* Aim of the exercise *
For each line that holds "diversidade", copy the line out.

-- Begin Records for this task --

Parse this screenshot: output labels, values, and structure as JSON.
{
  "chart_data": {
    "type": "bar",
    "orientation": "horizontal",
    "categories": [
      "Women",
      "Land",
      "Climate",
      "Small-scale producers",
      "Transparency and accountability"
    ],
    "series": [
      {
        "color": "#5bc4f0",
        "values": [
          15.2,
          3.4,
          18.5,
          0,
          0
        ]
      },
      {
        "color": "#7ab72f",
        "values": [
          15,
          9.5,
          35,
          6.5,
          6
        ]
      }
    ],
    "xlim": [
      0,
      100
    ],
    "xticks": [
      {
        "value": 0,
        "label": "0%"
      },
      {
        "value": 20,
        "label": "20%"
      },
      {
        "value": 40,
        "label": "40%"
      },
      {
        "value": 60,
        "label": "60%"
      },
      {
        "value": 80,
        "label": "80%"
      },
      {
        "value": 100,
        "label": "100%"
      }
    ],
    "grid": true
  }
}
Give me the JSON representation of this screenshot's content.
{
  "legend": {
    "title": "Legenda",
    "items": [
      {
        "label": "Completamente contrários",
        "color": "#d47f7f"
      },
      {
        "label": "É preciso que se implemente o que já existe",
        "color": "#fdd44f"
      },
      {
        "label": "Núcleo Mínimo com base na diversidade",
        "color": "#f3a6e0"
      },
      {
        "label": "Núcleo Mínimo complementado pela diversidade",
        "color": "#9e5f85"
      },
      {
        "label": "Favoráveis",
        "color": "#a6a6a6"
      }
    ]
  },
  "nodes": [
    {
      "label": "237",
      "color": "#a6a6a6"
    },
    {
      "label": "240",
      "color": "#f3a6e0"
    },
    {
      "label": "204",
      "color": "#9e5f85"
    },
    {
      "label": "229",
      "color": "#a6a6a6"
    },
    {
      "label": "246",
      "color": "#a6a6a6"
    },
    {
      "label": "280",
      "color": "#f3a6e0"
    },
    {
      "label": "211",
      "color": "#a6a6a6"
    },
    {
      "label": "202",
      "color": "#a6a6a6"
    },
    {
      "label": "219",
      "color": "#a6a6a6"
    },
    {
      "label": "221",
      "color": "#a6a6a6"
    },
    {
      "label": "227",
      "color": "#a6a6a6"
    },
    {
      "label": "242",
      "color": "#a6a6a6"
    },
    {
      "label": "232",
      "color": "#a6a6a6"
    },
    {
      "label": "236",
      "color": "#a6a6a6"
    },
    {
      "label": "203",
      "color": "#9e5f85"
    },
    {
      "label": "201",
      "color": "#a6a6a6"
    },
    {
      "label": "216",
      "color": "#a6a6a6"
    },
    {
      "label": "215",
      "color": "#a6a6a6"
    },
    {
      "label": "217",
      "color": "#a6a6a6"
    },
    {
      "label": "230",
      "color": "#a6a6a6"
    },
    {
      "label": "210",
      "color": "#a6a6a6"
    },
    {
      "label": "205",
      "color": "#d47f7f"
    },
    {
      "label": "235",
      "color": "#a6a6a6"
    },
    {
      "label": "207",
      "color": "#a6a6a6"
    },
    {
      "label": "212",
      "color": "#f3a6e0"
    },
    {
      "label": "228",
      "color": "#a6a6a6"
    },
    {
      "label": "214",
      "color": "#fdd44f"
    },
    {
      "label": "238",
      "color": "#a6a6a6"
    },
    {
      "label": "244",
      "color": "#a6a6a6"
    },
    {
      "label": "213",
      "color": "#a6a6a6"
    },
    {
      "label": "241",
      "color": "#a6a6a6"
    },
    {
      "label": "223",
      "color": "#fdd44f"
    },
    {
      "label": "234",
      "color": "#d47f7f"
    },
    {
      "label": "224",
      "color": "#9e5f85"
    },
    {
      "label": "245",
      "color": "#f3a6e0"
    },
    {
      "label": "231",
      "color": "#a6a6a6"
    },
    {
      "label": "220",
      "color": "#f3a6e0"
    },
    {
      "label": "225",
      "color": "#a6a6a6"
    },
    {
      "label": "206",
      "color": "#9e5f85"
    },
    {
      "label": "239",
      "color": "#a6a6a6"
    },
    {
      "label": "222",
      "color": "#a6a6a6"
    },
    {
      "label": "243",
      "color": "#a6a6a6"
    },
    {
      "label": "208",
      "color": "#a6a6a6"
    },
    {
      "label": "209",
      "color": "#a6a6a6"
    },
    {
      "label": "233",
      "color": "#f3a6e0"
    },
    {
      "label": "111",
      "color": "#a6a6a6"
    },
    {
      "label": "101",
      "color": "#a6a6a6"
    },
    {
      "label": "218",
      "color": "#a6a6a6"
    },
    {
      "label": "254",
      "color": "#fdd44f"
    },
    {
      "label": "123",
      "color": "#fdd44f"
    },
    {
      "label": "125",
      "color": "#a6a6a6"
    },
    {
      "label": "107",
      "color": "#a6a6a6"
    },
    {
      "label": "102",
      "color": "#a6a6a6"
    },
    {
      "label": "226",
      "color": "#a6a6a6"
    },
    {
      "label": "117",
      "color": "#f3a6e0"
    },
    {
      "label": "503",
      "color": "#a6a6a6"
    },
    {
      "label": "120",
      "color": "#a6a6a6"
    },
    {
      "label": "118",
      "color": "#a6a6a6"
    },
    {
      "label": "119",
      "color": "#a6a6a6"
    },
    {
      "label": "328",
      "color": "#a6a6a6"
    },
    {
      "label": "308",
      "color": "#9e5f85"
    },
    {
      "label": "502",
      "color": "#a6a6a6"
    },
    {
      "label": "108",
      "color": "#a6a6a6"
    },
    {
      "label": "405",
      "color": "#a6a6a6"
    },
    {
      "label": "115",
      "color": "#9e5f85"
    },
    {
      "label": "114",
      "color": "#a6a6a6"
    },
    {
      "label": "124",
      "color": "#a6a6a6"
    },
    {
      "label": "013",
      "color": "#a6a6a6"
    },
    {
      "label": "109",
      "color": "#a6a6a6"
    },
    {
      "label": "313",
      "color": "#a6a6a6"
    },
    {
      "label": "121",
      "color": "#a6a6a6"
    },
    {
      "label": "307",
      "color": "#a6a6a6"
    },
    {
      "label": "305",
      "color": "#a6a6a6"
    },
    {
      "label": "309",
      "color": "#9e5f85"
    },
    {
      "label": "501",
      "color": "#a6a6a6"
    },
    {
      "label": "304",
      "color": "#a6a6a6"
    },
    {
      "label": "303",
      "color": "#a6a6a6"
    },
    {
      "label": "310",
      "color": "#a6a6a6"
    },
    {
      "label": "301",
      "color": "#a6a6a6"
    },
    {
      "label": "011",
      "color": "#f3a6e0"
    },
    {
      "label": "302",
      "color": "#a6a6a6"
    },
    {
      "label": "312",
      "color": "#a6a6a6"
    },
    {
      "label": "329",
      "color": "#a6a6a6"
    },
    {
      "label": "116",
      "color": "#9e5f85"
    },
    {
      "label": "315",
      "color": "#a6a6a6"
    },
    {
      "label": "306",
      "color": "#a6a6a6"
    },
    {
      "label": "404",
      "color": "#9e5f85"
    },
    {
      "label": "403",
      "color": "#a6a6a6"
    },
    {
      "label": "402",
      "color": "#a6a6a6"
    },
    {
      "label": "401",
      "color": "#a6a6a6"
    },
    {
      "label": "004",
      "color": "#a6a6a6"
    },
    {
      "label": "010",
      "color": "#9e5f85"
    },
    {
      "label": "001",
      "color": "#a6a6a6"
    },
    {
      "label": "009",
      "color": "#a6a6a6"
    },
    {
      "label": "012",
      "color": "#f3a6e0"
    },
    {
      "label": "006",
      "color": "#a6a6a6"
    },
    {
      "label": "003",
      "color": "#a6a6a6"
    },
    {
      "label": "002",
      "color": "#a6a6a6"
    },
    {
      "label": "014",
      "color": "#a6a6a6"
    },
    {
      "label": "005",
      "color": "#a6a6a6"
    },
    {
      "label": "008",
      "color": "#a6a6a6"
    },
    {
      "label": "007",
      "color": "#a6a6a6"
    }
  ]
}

-- End Records for this task --

* Solved exercise *
        "label": "Núcleo Mínimo com base na diversidade",
        "label": "Núcleo Mínimo complementado pela diversidade",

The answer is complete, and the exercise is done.